## [WHAT IS NEEDED]
Drop all images and give the records again exactly.

## [EXERCISE INPUT]
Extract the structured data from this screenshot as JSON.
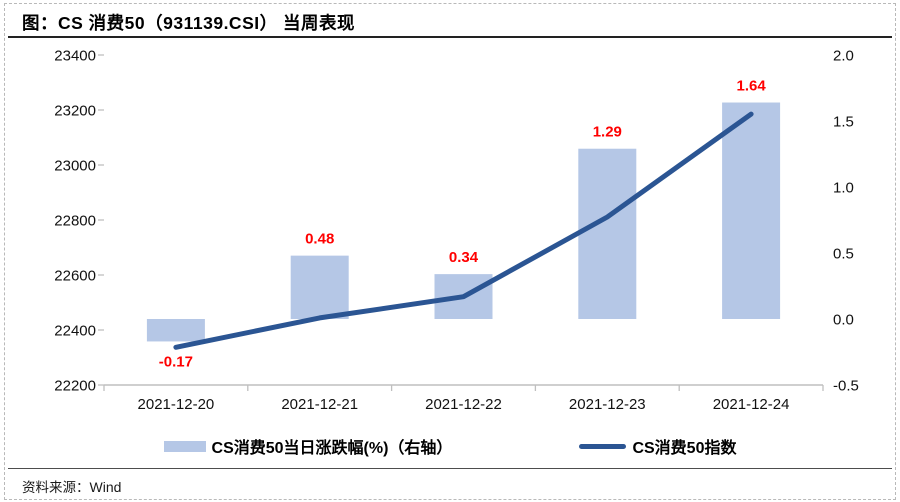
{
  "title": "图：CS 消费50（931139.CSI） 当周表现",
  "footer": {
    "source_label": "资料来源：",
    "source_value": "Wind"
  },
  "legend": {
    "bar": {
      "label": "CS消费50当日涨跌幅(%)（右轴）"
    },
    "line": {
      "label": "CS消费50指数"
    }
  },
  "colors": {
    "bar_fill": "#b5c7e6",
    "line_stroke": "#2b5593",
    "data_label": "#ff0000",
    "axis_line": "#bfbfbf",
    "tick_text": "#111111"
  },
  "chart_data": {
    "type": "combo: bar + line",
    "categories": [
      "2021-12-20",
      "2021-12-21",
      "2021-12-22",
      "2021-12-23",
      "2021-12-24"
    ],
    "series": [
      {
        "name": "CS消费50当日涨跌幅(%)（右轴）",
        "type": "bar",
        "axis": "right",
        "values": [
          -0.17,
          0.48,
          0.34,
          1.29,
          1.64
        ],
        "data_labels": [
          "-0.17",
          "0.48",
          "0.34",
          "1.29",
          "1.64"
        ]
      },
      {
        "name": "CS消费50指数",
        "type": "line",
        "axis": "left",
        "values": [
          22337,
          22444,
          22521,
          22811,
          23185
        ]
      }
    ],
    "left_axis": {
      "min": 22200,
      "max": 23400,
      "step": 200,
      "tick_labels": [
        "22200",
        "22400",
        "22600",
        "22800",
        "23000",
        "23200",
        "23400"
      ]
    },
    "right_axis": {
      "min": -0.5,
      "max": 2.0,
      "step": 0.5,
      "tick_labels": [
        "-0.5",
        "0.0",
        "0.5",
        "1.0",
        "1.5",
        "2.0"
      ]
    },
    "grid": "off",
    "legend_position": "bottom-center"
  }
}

## [COMPLETED TASK]
Extract the structured data from this screenshot as JSON.
{
  "title": "图：CS 消费50（931139.CSI） 当周表现",
  "footer": {
    "source_label": "资料来源：",
    "source_value": "Wind"
  },
  "legend": {
    "bar": {
      "label": "CS消费50当日涨跌幅(%)（右轴）"
    },
    "line": {
      "label": "CS消费50指数"
    }
  },
  "colors": {
    "bar_fill": "#b5c7e6",
    "line_stroke": "#2b5593",
    "data_label": "#ff0000",
    "axis_line": "#bfbfbf",
    "tick_text": "#111111"
  },
  "chart_data": {
    "type": "combo: bar + line",
    "categories": [
      "2021-12-20",
      "2021-12-21",
      "2021-12-22",
      "2021-12-23",
      "2021-12-24"
    ],
    "series": [
      {
        "name": "CS消费50当日涨跌幅(%)（右轴）",
        "type": "bar",
        "axis": "right",
        "values": [
          -0.17,
          0.48,
          0.34,
          1.29,
          1.64
        ],
        "data_labels": [
          "-0.17",
          "0.48",
          "0.34",
          "1.29",
          "1.64"
        ]
      },
      {
        "name": "CS消费50指数",
        "type": "line",
        "axis": "left",
        "values": [
          22337,
          22444,
          22521,
          22811,
          23185
        ]
      }
    ],
    "left_axis": {
      "min": 22200,
      "max": 23400,
      "step": 200,
      "tick_labels": [
        "22200",
        "22400",
        "22600",
        "22800",
        "23000",
        "23200",
        "23400"
      ]
    },
    "right_axis": {
      "min": -0.5,
      "max": 2.0,
      "step": 0.5,
      "tick_labels": [
        "-0.5",
        "0.0",
        "0.5",
        "1.0",
        "1.5",
        "2.0"
      ]
    },
    "grid": "off",
    "legend_position": "bottom-center"
  }
}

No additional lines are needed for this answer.